## Request
Transcribe the material in full, exactly as written.

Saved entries
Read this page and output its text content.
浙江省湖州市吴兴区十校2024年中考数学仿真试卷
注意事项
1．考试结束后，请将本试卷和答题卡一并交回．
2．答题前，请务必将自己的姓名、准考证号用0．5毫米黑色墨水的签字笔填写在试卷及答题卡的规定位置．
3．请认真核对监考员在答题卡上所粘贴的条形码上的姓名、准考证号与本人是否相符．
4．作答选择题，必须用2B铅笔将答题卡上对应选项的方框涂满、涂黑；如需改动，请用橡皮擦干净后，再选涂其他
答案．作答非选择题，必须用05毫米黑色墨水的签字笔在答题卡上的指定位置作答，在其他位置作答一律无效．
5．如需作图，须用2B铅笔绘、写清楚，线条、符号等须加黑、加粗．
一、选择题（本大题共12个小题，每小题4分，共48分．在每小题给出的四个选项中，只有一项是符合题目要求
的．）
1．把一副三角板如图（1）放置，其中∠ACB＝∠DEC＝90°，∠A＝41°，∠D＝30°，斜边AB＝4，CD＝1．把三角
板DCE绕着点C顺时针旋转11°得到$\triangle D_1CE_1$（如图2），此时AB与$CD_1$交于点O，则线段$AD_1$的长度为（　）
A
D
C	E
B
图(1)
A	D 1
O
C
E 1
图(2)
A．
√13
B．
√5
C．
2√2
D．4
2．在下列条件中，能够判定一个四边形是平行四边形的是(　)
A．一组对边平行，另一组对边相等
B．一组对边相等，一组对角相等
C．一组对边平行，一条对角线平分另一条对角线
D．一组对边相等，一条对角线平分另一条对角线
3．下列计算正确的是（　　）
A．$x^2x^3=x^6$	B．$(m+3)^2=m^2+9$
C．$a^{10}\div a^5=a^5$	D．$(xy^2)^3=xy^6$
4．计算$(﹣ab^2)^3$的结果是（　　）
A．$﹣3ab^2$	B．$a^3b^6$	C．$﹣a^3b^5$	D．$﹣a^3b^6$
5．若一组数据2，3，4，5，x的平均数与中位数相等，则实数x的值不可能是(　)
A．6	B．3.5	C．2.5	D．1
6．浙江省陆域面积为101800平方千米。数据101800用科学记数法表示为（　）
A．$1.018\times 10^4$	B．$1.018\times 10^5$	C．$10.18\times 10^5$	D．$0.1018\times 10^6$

## Output below
Read this page and output its text content.
浙江省湖州市吴兴区十校2024年中考数学仿真试卷
注意事项
1．考试结束后，请将本试卷和答题卡一并交回．
2．答题前，请务必将自己的姓名、准考证号用0．5毫米黑色墨水的签字笔填写在试卷及答题卡的规定位置．
3．请认真核对监考员在答题卡上所粘贴的条形码上的姓名、准考证号与本人是否相符．
4．作答选择题，必须用2B铅笔将答题卡上对应选项的方框涂满、涂黑；如需改动，请用橡皮擦干净后，再选涂其他
答案．作答非选择题，必须用05毫米黑色墨水的签字笔在答题卡上的指定位置作答，在其他位置作答一律无效．
5．如需作图，须用2B铅笔绘、写清楚，线条、符号等须加黑、加粗．
一、选择题（本大题共12个小题，每小题4分，共48分．在每小题给出的四个选项中，只有一项是符合题目要求
的．）
1．把一副三角板如图（1）放置，其中∠ACB＝∠DEC＝90°，∠A＝41°，∠D＝30°，斜边AB＝4，CD＝1．把三角
板DCE绕着点C顺时针旋转11°得到$\triangle D_1CE_1$（如图2），此时AB与$CD_1$交于点O，则线段$AD_1$的长度为（　）
A
D
C	E
B
图(1)
A	D 1
O
C
E 1
图(2)
A．
√13
B．
√5
C．
2√2
D．4
2．在下列条件中，能够判定一个四边形是平行四边形的是(　)
A．一组对边平行，另一组对边相等
B．一组对边相等，一组对角相等
C．一组对边平行，一条对角线平分另一条对角线
D．一组对边相等，一条对角线平分另一条对角线
3．下列计算正确的是（　　）
A．$x^2x^3=x^6$	B．$(m+3)^2=m^2+9$
C．$a^{10}\div a^5=a^5$	D．$(xy^2)^3=xy^6$
4．计算$(﹣ab^2)^3$的结果是（　　）
A．$﹣3ab^2$	B．$a^3b^6$	C．$﹣a^3b^5$	D．$﹣a^3b^6$
5．若一组数据2，3，4，5，x的平均数与中位数相等，则实数x的值不可能是(　)
A．6	B．3.5	C．2.5	D．1
6．浙江省陆域面积为101800平方千米。数据101800用科学记数法表示为（　）
A．$1.018\times 10^4$	B．$1.018\times 10^5$	C．$10.18\times 10^5$	D．$0.1018\times 10^6$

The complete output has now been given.